• **Given task**
Check each line below for the word "Ratio" and give the number of lines that have it, nothing more.

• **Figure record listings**
--------

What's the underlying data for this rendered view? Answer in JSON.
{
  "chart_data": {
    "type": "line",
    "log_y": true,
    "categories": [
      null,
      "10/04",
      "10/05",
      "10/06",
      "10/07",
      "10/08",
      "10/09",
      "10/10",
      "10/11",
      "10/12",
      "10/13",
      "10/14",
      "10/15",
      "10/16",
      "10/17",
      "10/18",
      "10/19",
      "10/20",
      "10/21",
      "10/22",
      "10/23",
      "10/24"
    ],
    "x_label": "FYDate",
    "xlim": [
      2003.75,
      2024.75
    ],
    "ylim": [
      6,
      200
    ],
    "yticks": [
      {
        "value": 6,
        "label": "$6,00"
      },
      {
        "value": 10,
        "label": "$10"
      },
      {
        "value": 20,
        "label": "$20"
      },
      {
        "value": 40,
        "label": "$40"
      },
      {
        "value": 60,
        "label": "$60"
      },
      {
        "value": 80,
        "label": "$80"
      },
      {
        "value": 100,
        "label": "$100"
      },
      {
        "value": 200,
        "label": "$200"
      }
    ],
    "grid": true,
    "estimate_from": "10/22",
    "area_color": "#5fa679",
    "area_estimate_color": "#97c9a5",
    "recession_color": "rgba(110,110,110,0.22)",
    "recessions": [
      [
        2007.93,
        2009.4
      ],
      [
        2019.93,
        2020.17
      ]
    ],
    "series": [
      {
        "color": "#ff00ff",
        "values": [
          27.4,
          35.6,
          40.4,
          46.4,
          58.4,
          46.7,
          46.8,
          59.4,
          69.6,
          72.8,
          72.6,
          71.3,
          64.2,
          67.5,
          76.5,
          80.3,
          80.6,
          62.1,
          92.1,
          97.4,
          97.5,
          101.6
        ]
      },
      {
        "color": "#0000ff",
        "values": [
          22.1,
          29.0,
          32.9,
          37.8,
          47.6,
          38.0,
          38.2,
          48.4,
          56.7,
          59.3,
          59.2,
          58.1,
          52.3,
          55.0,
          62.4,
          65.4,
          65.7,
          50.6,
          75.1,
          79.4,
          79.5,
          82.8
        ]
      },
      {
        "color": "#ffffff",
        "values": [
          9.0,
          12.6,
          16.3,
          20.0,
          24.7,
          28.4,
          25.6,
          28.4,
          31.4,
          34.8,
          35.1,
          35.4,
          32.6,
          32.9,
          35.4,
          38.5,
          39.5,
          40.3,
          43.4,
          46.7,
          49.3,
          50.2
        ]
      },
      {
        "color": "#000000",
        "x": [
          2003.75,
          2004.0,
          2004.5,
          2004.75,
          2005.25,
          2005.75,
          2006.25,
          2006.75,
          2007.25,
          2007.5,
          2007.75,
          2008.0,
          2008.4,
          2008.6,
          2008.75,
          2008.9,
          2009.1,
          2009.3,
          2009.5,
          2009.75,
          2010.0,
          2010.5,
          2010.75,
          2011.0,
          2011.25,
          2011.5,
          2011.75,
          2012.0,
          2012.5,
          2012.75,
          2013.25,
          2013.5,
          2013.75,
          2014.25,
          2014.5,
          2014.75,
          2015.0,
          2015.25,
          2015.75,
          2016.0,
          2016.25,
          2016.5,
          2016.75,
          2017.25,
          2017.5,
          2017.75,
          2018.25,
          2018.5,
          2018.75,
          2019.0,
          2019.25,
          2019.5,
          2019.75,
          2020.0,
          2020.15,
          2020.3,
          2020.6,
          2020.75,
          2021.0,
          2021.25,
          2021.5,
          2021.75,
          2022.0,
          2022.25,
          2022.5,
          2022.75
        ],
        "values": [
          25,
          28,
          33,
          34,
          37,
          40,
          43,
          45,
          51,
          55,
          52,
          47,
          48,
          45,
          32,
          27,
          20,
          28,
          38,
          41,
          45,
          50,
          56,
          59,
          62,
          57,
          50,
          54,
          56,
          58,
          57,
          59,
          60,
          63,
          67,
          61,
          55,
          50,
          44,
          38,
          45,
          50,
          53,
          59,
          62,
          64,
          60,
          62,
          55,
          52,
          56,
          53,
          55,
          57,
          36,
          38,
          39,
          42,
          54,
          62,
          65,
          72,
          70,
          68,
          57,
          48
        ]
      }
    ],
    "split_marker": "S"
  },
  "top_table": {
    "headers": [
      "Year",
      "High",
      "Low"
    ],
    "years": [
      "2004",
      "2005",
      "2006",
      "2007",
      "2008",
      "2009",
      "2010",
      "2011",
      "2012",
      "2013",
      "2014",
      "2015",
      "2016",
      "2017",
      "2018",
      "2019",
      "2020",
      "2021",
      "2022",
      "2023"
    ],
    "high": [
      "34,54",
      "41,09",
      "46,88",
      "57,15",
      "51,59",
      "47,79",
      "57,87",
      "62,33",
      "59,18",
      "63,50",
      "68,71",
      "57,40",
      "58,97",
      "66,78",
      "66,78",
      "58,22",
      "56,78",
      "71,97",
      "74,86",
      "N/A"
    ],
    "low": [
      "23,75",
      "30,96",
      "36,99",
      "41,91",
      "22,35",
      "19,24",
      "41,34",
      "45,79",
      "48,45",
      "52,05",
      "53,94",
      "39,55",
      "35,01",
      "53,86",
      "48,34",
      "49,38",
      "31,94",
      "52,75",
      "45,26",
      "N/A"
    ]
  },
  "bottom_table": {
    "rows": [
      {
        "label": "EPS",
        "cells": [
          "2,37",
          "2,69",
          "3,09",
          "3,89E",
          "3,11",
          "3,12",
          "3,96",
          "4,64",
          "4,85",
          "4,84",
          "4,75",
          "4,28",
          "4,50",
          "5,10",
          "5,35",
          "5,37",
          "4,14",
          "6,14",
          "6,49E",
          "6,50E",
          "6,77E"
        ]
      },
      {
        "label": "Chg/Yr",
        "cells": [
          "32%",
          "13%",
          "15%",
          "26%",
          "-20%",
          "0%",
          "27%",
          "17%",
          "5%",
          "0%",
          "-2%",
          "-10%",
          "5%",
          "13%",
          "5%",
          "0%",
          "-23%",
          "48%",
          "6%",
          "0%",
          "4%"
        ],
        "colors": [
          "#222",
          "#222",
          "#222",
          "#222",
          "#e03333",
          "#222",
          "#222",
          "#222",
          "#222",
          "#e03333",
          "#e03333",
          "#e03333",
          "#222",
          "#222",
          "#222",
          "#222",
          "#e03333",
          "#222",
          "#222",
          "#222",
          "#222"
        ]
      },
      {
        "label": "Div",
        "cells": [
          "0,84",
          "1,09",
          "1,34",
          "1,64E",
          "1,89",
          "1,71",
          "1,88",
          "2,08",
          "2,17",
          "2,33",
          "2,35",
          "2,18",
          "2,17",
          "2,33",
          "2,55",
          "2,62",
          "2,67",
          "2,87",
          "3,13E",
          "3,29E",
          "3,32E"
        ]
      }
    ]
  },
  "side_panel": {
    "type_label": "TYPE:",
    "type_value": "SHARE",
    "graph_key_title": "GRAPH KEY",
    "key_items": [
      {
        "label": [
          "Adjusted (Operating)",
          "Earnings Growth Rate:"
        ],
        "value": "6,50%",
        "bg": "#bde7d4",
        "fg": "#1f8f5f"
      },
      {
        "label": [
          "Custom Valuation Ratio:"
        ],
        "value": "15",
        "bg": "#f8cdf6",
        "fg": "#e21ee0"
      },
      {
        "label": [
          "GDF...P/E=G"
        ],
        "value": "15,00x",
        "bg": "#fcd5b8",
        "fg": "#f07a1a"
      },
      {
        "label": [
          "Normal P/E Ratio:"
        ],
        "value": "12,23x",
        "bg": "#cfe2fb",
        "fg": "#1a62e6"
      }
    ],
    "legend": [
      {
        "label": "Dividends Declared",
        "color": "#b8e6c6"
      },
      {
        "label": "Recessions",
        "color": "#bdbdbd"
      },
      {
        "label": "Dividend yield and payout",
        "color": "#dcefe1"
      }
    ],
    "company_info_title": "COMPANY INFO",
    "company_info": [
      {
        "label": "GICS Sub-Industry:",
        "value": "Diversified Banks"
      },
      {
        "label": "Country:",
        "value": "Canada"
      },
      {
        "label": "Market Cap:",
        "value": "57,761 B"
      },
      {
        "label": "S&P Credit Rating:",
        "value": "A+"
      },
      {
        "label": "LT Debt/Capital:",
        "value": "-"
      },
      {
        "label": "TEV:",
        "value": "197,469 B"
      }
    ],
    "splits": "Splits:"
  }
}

--------

• **Completed task**
2